*Problem details:* Return the listing below in full, with every line exactly as it is.

** BEGIN **

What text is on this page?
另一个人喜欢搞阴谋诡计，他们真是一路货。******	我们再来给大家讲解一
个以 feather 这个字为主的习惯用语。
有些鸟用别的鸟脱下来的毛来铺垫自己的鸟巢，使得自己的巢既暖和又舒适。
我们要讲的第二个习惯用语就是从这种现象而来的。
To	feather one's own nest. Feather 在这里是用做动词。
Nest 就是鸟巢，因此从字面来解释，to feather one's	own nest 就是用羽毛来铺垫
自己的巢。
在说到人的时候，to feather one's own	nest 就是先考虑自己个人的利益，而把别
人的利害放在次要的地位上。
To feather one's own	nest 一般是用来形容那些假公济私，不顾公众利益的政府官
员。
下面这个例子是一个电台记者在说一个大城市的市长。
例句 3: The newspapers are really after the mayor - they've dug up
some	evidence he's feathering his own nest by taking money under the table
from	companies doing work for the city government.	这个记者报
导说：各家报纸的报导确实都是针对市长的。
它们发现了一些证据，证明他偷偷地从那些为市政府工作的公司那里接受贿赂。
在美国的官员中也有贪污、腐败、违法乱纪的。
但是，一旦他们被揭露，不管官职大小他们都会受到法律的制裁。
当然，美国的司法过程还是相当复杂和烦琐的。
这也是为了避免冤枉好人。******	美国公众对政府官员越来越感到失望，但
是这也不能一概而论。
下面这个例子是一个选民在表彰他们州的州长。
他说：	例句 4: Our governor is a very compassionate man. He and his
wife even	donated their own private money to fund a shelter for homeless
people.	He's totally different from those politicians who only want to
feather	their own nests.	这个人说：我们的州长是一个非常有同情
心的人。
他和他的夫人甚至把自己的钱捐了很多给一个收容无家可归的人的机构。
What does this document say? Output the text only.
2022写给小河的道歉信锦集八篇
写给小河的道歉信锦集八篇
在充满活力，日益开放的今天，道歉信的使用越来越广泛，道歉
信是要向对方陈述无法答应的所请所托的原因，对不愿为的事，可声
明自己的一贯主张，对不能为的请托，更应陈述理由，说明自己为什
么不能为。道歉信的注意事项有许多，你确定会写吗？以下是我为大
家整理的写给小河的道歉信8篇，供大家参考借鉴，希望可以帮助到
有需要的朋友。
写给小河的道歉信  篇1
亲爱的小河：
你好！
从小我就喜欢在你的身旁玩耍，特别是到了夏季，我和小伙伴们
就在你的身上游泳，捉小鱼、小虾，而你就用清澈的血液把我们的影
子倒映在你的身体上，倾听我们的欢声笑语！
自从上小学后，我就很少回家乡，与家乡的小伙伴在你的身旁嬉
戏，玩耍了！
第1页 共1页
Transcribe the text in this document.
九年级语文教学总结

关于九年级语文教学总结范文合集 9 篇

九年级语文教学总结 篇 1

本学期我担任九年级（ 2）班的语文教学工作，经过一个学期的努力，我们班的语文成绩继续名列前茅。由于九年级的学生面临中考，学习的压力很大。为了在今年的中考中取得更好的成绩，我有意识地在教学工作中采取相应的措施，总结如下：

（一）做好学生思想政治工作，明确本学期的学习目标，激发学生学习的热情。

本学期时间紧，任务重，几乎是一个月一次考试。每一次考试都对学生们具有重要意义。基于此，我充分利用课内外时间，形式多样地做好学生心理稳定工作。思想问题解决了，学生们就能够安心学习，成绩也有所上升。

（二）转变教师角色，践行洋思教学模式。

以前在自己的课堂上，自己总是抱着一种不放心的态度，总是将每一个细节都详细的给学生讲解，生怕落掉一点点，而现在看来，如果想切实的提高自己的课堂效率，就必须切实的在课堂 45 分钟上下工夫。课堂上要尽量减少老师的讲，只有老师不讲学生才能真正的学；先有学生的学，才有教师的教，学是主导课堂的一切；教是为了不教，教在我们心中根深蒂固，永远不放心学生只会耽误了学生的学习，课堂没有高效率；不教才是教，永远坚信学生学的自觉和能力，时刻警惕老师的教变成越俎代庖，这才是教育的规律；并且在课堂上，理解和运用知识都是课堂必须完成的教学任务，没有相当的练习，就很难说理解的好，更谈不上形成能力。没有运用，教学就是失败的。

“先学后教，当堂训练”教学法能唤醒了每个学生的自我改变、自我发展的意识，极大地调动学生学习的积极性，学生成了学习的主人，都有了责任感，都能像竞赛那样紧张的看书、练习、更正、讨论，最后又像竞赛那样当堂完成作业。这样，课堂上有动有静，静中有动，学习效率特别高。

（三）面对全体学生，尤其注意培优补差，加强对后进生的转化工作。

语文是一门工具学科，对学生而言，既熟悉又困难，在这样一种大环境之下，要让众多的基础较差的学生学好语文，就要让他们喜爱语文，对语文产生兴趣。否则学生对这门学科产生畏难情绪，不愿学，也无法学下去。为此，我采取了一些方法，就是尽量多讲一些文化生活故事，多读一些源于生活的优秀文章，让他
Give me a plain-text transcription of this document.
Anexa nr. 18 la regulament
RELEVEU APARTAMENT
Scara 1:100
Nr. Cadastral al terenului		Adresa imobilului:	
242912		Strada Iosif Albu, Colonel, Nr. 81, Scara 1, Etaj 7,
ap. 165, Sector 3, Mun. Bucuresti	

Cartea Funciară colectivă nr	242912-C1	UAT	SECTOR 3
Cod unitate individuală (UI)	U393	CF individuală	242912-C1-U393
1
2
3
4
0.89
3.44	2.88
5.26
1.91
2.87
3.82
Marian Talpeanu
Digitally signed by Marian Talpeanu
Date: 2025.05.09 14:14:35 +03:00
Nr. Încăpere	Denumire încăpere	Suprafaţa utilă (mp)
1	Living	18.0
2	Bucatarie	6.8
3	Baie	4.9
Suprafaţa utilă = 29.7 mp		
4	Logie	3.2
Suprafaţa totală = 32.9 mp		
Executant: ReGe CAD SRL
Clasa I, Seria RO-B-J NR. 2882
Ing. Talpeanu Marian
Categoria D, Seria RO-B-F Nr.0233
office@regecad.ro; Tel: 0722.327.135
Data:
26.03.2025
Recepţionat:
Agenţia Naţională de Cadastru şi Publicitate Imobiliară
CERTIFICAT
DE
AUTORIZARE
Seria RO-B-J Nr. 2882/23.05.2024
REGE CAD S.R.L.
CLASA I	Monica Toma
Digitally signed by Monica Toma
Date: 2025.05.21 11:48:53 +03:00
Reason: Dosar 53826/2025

** END **

*Task solution:*
What text is on this page?
另一个人喜欢搞阴谋诡计，他们真是一路货。******	我们再来给大家讲解一
个以 feather 这个字为主的习惯用语。
有些鸟用别的鸟脱下来的毛来铺垫自己的鸟巢，使得自己的巢既暖和又舒适。
我们要讲的第二个习惯用语就是从这种现象而来的。
To	feather one's own nest. Feather 在这里是用做动词。
Nest 就是鸟巢，因此从字面来解释，to feather one's	own nest 就是用羽毛来铺垫
自己的巢。
在说到人的时候，to feather one's own	nest 就是先考虑自己个人的利益，而把别
人的利害放在次要的地位上。
To feather one's own	nest 一般是用来形容那些假公济私，不顾公众利益的政府官
员。
下面这个例子是一个电台记者在说一个大城市的市长。
例句 3: The newspapers are really after the mayor - they've dug up
some	evidence he's feathering his own nest by taking money under the table
from	companies doing work for the city government.	这个记者报
导说：各家报纸的报导确实都是针对市长的。
它们发现了一些证据，证明他偷偷地从那些为市政府工作的公司那里接受贿赂。
在美国的官员中也有贪污、腐败、违法乱纪的。
但是，一旦他们被揭露，不管官职大小他们都会受到法律的制裁。
当然，美国的司法过程还是相当复杂和烦琐的。
这也是为了避免冤枉好人。******	美国公众对政府官员越来越感到失望，但
是这也不能一概而论。
下面这个例子是一个选民在表彰他们州的州长。
他说：	例句 4: Our governor is a very compassionate man. He and his
wife even	donated their own private money to fund a shelter for homeless
people.	He's totally different from those politicians who only want to
feather	their own nests.	这个人说：我们的州长是一个非常有同情
心的人。
他和他的夫人甚至把自己的钱捐了很多给一个收容无家可归的人的机构。
What does this document say? Output the text only.
2022写给小河的道歉信锦集八篇
写给小河的道歉信锦集八篇
在充满活力，日益开放的今天，道歉信的使用越来越广泛，道歉
信是要向对方陈述无法答应的所请所托的原因，对不愿为的事，可声
明自己的一贯主张，对不能为的请托，更应陈述理由，说明自己为什
么不能为。道歉信的注意事项有许多，你确定会写吗？以下是我为大
家整理的写给小河的道歉信8篇，供大家参考借鉴，希望可以帮助到
有需要的朋友。
写给小河的道歉信  篇1
亲爱的小河：
你好！
从小我就喜欢在你的身旁玩耍，特别是到了夏季，我和小伙伴们
就在你的身上游泳，捉小鱼、小虾，而你就用清澈的血液把我们的影
子倒映在你的身体上，倾听我们的欢声笑语！
自从上小学后，我就很少回家乡，与家乡的小伙伴在你的身旁嬉
戏，玩耍了！
第1页 共1页
Transcribe the text in this document.
九年级语文教学总结

关于九年级语文教学总结范文合集 9 篇

九年级语文教学总结 篇 1

本学期我担任九年级（ 2）班的语文教学工作，经过一个学期的努力，我们班的语文成绩继续名列前茅。由于九年级的学生面临中考，学习的压力很大。为了在今年的中考中取得更好的成绩，我有意识地在教学工作中采取相应的措施，总结如下：

（一）做好学生思想政治工作，明确本学期的学习目标，激发学生学习的热情。

本学期时间紧，任务重，几乎是一个月一次考试。每一次考试都对学生们具有重要意义。基于此，我充分利用课内外时间，形式多样地做好学生心理稳定工作。思想问题解决了，学生们就能够安心学习，成绩也有所上升。

（二）转变教师角色，践行洋思教学模式。

以前在自己的课堂上，自己总是抱着一种不放心的态度，总是将每一个细节都详细的给学生讲解，生怕落掉一点点，而现在看来，如果想切实的提高自己的课堂效率，就必须切实的在课堂 45 分钟上下工夫。课堂上要尽量减少老师的讲，只有老师不讲学生才能真正的学；先有学生的学，才有教师的教，学是主导课堂的一切；教是为了不教，教在我们心中根深蒂固，永远不放心学生只会耽误了学生的学习，课堂没有高效率；不教才是教，永远坚信学生学的自觉和能力，时刻警惕老师的教变成越俎代庖，这才是教育的规律；并且在课堂上，理解和运用知识都是课堂必须完成的教学任务，没有相当的练习，就很难说理解的好，更谈不上形成能力。没有运用，教学就是失败的。

“先学后教，当堂训练”教学法能唤醒了每个学生的自我改变、自我发展的意识，极大地调动学生学习的积极性，学生成了学习的主人，都有了责任感，都能像竞赛那样紧张的看书、练习、更正、讨论，最后又像竞赛那样当堂完成作业。这样，课堂上有动有静，静中有动，学习效率特别高。

（三）面对全体学生，尤其注意培优补差，加强对后进生的转化工作。

语文是一门工具学科，对学生而言，既熟悉又困难，在这样一种大环境之下，要让众多的基础较差的学生学好语文，就要让他们喜爱语文，对语文产生兴趣。否则学生对这门学科产生畏难情绪，不愿学，也无法学下去。为此，我采取了一些方法，就是尽量多讲一些文化生活故事，多读一些源于生活的优秀文章，让他
Give me a plain-text transcription of this document.
Anexa nr. 18 la regulament
RELEVEU APARTAMENT
Scara 1:100
Nr. Cadastral al terenului		Adresa imobilului:	
242912		Strada Iosif Albu, Colonel, Nr. 81, Scara 1, Etaj 7,
ap. 165, Sector 3, Mun. Bucuresti	

Cartea Funciară colectivă nr	242912-C1	UAT	SECTOR 3
Cod unitate individuală (UI)	U393	CF individuală	242912-C1-U393
1
2
3
4
0.89
3.44	2.88
5.26
1.91
2.87
3.82
Marian Talpeanu
Digitally signed by Marian Talpeanu
Date: 2025.05.09 14:14:35 +03:00
Nr. Încăpere	Denumire încăpere	Suprafaţa utilă (mp)
1	Living	18.0
2	Bucatarie	6.8
3	Baie	4.9
Suprafaţa utilă = 29.7 mp		
4	Logie	3.2
Suprafaţa totală = 32.9 mp		
Executant: ReGe CAD SRL
Clasa I, Seria RO-B-J NR. 2882
Ing. Talpeanu Marian
Categoria D, Seria RO-B-F Nr.0233
office@regecad.ro; Tel: 0722.327.135
Data:
26.03.2025
Recepţionat:
Agenţia Naţională de Cadastru şi Publicitate Imobiliară
CERTIFICAT
DE
AUTORIZARE
Seria RO-B-J Nr. 2882/23.05.2024
REGE CAD S.R.L.
CLASA I	Monica Toma
Digitally signed by Monica Toma
Date: 2025.05.21 11:48:53 +03:00
Reason: Dosar 53826/2025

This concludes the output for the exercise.